**What is needed:** Within the records below, find each line that holds the string "Velocity", then copy it.
** START Items **
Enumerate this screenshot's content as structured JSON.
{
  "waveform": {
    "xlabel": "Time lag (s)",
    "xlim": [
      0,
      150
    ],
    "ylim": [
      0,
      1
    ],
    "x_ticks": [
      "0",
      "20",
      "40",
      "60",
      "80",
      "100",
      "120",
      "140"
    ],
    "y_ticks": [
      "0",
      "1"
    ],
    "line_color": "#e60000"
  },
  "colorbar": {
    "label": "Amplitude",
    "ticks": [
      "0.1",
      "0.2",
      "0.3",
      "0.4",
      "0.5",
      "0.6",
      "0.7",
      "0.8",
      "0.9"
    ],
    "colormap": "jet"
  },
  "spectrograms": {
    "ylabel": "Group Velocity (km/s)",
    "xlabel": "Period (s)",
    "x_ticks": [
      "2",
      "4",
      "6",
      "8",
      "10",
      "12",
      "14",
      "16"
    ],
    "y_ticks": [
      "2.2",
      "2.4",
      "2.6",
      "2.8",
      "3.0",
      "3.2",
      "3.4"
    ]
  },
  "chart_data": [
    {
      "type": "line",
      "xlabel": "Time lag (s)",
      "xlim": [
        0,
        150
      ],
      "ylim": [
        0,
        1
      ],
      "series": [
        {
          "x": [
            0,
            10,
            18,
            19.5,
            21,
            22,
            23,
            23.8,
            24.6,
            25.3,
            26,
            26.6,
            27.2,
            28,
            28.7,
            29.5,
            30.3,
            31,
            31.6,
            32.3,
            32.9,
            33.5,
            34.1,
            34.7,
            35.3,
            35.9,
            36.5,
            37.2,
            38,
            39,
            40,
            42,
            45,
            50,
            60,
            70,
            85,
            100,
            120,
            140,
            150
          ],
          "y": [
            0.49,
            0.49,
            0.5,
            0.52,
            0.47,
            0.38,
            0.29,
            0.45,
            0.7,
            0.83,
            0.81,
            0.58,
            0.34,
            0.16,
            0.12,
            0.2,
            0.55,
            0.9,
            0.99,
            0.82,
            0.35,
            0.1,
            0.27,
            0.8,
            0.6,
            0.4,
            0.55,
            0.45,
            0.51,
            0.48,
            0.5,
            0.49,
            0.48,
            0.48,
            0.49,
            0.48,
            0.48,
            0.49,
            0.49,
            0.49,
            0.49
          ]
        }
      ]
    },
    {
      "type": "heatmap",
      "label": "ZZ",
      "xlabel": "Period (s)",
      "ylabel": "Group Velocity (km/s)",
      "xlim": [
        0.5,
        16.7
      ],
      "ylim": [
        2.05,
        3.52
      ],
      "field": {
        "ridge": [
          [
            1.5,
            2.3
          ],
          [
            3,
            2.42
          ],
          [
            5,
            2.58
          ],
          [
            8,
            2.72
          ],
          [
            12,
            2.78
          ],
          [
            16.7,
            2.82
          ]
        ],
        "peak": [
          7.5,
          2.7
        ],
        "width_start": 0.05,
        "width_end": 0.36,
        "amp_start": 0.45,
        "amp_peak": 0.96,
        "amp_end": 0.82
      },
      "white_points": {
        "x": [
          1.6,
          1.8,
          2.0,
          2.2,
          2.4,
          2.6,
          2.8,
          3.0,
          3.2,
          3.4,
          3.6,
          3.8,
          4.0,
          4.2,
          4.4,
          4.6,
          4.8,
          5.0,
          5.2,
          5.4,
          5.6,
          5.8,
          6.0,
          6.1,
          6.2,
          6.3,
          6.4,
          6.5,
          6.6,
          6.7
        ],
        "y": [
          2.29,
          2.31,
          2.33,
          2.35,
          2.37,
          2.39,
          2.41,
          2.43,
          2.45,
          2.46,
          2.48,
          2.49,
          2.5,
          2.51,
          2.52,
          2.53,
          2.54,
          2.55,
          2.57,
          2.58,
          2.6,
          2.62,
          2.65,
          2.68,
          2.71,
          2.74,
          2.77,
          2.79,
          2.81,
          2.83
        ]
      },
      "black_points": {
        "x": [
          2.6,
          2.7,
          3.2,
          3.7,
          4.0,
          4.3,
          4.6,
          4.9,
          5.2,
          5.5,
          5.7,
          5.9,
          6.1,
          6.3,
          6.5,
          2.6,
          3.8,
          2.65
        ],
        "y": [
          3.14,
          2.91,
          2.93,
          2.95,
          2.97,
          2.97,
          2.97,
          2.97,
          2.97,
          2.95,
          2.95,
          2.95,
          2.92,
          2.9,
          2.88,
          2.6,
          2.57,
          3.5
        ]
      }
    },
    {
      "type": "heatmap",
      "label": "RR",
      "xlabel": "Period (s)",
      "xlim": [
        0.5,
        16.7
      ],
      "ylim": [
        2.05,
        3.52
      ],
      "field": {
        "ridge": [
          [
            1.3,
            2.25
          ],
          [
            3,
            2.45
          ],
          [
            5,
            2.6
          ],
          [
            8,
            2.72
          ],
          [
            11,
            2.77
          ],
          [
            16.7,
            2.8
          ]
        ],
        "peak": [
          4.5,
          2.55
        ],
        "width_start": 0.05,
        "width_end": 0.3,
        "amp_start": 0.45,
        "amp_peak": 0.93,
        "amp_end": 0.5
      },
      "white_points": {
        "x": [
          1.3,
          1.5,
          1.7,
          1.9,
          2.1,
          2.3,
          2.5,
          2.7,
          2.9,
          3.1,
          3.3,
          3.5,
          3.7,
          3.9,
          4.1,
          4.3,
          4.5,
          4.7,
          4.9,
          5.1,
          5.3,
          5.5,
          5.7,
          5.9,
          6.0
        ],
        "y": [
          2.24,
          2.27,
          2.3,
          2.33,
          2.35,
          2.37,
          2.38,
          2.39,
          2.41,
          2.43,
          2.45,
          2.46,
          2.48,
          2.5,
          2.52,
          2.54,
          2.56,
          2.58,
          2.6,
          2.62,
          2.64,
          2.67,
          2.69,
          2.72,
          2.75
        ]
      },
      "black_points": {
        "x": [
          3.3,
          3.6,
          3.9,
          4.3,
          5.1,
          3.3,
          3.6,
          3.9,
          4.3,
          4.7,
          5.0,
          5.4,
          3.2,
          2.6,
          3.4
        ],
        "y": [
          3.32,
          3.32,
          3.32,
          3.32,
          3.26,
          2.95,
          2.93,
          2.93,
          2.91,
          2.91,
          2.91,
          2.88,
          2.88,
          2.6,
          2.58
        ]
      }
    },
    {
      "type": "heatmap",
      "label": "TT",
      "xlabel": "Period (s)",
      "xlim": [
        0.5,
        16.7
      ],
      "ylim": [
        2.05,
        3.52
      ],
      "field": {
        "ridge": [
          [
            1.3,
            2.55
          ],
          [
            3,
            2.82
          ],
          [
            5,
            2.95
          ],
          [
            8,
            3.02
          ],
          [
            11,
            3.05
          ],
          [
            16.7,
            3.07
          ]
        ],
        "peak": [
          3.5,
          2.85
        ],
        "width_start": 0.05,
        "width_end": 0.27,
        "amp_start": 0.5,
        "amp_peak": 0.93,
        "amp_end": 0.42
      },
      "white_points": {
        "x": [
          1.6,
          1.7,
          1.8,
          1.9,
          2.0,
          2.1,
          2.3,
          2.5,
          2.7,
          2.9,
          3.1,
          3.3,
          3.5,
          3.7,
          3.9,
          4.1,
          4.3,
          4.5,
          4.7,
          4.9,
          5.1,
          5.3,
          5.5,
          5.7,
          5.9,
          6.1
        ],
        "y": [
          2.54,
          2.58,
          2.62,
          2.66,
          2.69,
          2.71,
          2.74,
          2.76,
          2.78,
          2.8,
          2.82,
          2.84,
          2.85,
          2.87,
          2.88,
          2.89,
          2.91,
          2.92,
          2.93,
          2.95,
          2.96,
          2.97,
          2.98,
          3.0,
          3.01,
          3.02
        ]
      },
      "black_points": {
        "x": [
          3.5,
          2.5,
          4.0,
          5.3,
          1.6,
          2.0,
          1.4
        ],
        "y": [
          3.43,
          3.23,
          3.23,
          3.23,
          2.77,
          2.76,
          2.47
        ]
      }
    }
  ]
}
** END Items **
**Output of the exercise:**
    "ylabel": "Group Velocity (km/s)",
      "ylabel": "Group Velocity (km/s)",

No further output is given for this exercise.